# Task:
Keep every line where the word "Common" appears; drop the rest.

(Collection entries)
========
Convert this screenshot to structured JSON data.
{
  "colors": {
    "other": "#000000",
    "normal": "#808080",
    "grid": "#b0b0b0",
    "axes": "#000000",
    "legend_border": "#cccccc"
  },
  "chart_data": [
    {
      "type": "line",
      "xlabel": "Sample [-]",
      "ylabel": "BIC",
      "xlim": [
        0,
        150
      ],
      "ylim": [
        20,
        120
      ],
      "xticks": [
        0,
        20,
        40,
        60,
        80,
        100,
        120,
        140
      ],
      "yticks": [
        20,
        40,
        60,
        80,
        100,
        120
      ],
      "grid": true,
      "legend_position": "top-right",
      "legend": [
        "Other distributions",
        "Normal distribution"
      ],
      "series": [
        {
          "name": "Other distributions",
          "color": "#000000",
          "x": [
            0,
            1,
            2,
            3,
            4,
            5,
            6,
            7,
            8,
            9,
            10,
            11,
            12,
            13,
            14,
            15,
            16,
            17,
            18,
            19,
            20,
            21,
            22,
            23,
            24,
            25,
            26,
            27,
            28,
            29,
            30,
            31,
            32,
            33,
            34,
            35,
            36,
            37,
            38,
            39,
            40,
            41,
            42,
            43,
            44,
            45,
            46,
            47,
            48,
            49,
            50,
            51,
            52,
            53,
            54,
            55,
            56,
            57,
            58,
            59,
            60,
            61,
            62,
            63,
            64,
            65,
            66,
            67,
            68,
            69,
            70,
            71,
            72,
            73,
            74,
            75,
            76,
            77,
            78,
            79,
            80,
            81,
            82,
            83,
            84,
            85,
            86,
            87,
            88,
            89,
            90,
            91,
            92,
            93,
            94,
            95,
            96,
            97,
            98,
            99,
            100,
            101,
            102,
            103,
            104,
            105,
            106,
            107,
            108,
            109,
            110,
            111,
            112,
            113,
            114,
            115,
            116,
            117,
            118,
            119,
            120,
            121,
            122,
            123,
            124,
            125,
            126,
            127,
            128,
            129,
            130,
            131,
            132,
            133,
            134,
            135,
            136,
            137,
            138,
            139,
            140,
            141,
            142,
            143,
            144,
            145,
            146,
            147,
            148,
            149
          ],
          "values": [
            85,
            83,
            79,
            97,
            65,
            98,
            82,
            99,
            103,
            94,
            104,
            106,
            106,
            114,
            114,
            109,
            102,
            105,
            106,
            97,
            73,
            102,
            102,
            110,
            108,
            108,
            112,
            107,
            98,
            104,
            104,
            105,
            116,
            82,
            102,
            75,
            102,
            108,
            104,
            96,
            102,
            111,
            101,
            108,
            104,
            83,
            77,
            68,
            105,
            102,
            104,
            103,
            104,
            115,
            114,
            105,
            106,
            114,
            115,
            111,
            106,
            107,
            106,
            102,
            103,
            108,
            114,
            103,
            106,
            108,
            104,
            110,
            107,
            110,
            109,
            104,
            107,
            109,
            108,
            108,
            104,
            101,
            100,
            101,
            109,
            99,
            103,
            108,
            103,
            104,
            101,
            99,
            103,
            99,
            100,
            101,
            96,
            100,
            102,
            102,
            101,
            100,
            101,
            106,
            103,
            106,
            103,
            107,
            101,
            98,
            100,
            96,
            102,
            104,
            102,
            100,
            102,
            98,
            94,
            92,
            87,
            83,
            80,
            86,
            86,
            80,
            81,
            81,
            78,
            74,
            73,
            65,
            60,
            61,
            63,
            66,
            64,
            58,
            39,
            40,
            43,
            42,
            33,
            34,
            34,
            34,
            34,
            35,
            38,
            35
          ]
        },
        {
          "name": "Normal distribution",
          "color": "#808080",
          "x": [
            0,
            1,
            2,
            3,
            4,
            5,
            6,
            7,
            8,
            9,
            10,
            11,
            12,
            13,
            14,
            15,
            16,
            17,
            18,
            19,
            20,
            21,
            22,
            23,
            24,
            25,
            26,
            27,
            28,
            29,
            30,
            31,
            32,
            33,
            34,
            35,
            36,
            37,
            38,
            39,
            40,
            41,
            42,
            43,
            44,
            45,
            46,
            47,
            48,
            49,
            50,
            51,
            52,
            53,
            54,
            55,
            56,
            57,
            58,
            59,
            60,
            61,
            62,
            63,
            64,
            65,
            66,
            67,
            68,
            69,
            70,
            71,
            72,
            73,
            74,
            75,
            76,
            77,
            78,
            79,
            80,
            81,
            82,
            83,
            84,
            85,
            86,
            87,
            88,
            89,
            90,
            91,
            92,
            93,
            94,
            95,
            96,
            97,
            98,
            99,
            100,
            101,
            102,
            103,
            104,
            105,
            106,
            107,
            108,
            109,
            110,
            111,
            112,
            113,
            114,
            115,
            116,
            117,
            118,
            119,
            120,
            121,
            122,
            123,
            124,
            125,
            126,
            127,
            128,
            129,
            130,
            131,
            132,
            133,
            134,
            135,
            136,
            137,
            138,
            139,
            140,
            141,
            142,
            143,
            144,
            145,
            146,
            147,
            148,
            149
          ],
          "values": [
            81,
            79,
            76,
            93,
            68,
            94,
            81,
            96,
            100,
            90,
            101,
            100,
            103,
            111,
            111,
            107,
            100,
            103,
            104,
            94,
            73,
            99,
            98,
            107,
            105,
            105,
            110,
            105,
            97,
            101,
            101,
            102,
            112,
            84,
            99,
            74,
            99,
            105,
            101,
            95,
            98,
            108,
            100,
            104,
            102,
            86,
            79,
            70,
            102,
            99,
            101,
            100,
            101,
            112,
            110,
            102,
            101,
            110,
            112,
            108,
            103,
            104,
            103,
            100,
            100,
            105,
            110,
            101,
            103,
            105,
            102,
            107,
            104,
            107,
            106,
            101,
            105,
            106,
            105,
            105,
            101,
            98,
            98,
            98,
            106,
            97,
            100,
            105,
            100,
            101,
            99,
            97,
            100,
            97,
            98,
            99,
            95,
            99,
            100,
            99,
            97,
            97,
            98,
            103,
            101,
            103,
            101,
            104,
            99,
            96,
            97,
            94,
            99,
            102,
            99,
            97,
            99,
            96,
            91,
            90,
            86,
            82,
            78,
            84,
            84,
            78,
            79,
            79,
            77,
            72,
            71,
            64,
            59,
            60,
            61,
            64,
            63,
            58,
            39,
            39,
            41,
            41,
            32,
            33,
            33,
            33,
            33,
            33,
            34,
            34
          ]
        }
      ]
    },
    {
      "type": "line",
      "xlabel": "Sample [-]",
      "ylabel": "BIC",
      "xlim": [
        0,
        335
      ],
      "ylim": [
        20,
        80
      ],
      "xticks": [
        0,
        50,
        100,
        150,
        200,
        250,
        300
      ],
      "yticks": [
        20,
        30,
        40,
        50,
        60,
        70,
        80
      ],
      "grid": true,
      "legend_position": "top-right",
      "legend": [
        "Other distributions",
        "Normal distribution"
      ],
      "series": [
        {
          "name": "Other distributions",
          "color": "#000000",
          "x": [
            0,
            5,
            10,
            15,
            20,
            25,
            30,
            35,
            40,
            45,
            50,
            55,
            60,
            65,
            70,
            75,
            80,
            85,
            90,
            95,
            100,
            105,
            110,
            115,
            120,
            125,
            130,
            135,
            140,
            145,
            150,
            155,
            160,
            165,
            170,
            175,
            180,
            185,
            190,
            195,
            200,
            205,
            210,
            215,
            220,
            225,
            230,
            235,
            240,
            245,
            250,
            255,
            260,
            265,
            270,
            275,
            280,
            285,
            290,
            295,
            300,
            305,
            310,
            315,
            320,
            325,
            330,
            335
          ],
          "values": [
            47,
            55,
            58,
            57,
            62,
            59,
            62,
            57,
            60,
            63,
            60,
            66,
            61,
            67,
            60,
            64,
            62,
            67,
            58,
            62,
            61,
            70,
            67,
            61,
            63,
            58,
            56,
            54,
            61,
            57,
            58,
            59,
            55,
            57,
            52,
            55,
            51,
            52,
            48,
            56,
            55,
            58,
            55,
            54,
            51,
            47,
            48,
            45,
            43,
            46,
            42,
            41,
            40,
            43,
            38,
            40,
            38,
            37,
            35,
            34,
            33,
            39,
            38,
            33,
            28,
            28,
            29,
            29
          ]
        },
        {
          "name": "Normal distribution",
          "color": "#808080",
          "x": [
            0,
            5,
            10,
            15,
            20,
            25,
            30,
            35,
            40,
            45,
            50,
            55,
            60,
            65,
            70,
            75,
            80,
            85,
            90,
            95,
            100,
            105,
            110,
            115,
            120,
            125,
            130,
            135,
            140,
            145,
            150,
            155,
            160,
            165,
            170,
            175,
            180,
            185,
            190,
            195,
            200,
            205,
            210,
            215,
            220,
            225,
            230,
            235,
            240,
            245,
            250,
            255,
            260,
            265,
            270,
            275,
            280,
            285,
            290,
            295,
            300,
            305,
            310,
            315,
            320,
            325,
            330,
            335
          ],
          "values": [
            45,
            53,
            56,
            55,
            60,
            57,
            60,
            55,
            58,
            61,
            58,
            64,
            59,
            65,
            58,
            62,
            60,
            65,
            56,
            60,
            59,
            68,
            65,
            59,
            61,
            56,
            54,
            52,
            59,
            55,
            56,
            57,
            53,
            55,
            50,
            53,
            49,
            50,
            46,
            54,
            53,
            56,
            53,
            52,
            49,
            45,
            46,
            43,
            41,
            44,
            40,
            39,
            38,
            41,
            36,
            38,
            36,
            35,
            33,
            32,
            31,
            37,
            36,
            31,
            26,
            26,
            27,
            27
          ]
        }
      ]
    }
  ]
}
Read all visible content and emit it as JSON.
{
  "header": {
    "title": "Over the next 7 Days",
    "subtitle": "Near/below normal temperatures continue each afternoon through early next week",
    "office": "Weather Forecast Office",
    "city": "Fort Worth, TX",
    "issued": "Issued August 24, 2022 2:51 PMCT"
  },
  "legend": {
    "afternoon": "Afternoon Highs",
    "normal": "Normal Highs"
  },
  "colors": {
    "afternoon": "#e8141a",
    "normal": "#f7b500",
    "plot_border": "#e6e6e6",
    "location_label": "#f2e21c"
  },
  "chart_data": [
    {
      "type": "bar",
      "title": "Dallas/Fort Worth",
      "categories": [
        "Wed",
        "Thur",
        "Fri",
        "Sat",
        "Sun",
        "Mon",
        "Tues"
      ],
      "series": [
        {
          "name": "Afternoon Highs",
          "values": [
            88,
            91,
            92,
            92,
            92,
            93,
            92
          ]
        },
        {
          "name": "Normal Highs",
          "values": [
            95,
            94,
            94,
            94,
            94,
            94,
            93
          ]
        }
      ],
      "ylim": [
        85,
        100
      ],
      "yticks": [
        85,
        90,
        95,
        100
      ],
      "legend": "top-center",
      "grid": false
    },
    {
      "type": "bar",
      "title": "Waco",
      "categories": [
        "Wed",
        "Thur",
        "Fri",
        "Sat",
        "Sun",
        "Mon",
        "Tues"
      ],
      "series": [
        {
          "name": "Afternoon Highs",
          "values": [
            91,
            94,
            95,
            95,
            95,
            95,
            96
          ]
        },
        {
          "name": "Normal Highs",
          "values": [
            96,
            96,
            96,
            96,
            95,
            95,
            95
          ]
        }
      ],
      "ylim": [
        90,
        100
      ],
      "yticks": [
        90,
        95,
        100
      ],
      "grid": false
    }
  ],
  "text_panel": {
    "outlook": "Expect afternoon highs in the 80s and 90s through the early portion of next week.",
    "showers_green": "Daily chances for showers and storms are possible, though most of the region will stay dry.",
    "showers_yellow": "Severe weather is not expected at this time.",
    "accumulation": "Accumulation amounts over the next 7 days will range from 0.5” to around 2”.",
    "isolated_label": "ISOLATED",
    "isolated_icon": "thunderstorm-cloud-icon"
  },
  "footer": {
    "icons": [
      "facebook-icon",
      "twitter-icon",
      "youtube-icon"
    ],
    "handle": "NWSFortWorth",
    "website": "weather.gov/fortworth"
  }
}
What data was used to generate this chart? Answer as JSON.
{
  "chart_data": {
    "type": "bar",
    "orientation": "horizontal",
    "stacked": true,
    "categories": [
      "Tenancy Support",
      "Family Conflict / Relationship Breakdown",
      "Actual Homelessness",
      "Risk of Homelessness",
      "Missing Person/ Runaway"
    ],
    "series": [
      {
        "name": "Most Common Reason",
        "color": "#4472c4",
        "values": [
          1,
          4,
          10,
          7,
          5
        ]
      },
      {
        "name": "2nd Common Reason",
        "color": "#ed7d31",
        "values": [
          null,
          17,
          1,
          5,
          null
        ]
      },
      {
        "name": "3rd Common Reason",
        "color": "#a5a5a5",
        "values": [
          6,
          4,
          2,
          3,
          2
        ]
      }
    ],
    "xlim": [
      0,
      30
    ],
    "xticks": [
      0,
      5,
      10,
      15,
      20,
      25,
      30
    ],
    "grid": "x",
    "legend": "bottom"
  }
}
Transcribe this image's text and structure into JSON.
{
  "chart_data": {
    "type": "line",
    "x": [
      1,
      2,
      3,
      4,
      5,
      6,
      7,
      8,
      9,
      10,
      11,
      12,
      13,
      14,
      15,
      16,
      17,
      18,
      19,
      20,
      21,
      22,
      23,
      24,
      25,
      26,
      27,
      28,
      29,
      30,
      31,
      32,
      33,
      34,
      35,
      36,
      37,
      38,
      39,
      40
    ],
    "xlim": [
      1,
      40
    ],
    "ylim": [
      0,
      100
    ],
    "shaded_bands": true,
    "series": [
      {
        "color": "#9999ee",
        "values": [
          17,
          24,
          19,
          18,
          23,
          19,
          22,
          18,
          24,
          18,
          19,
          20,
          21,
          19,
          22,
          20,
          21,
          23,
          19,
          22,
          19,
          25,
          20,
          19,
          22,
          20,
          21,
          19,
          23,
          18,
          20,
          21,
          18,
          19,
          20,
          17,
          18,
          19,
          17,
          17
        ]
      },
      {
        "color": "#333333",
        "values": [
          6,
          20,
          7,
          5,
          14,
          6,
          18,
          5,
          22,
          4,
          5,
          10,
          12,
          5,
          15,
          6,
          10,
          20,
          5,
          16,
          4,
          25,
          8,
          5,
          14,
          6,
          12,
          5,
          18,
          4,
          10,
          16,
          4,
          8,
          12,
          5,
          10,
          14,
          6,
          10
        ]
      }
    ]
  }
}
========
# Answer for this exercise:
        "name": "Most Common Reason",
        "name": "2nd Common Reason",
        "name": "3rd Common Reason",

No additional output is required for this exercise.